**Given information:**

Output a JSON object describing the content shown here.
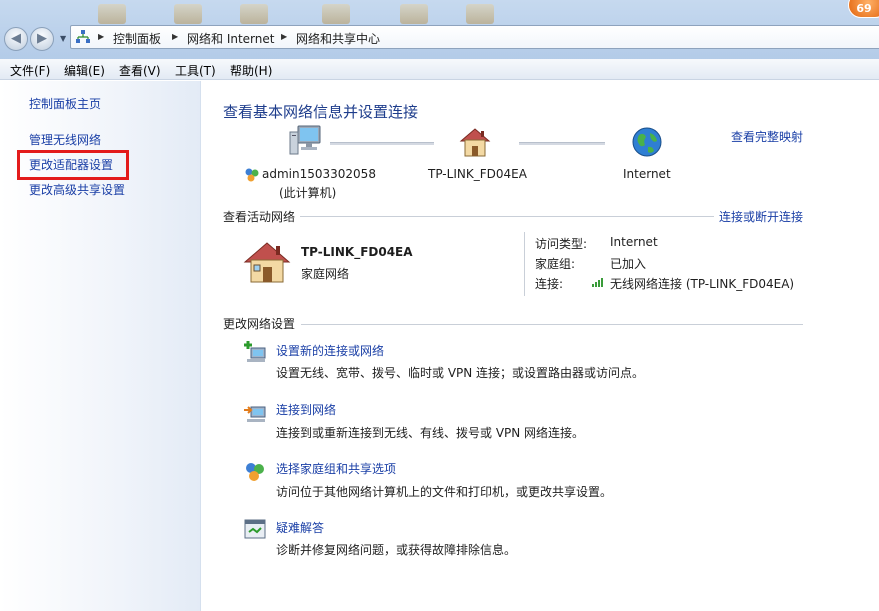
{
  "titlebar": {
    "badge": "69"
  },
  "address": {
    "crumbs": [
      "控制面板",
      "网络和 Internet",
      "网络和共享中心"
    ]
  },
  "menu": [
    "文件(F)",
    "编辑(E)",
    "查看(V)",
    "工具(T)",
    "帮助(H)"
  ],
  "sidebar": {
    "items": [
      "控制面板主页",
      "管理无线网络",
      "更改适配器设置",
      "更改高级共享设置"
    ]
  },
  "main": {
    "title": "查看基本网络信息并设置连接",
    "full_map_link": "查看完整映射",
    "nodes": {
      "computer_name": "admin1503302058",
      "computer_note": "(此计算机)",
      "router": "TP-LINK_FD04EA",
      "internet": "Internet"
    },
    "active": {
      "heading": "查看活动网络",
      "connect_link": "连接或断开连接",
      "network_name": "TP-LINK_FD04EA",
      "network_type": "家庭网络",
      "access_label": "访问类型:",
      "access_value": "Internet",
      "homegroup_label": "家庭组:",
      "homegroup_value": "已加入",
      "connection_label": "连接:",
      "connection_value": "无线网络连接 (TP-LINK_FD04EA)"
    },
    "change": {
      "heading": "更改网络设置",
      "tasks": [
        {
          "link": "设置新的连接或网络",
          "desc": "设置无线、宽带、拨号、临时或 VPN 连接；或设置路由器或访问点。"
        },
        {
          "link": "连接到网络",
          "desc": "连接到或重新连接到无线、有线、拨号或 VPN 网络连接。"
        },
        {
          "link": "选择家庭组和共享选项",
          "desc": "访问位于其他网络计算机上的文件和打印机，或更改共享设置。"
        },
        {
          "link": "疑难解答",
          "desc": "诊断并修复网络问题，或获得故障排除信息。"
        }
      ]
    }
  },
  "colors": {
    "link": "#1a3fa6",
    "title": "#1e3d8c",
    "highlight": "#e31b1b"
  }
}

**Exercise:** Collect every line above that contains the word "Internet".

**Output:**
      "网络和 Internet",
      "internet": "Internet"
      "access_value": "Internet",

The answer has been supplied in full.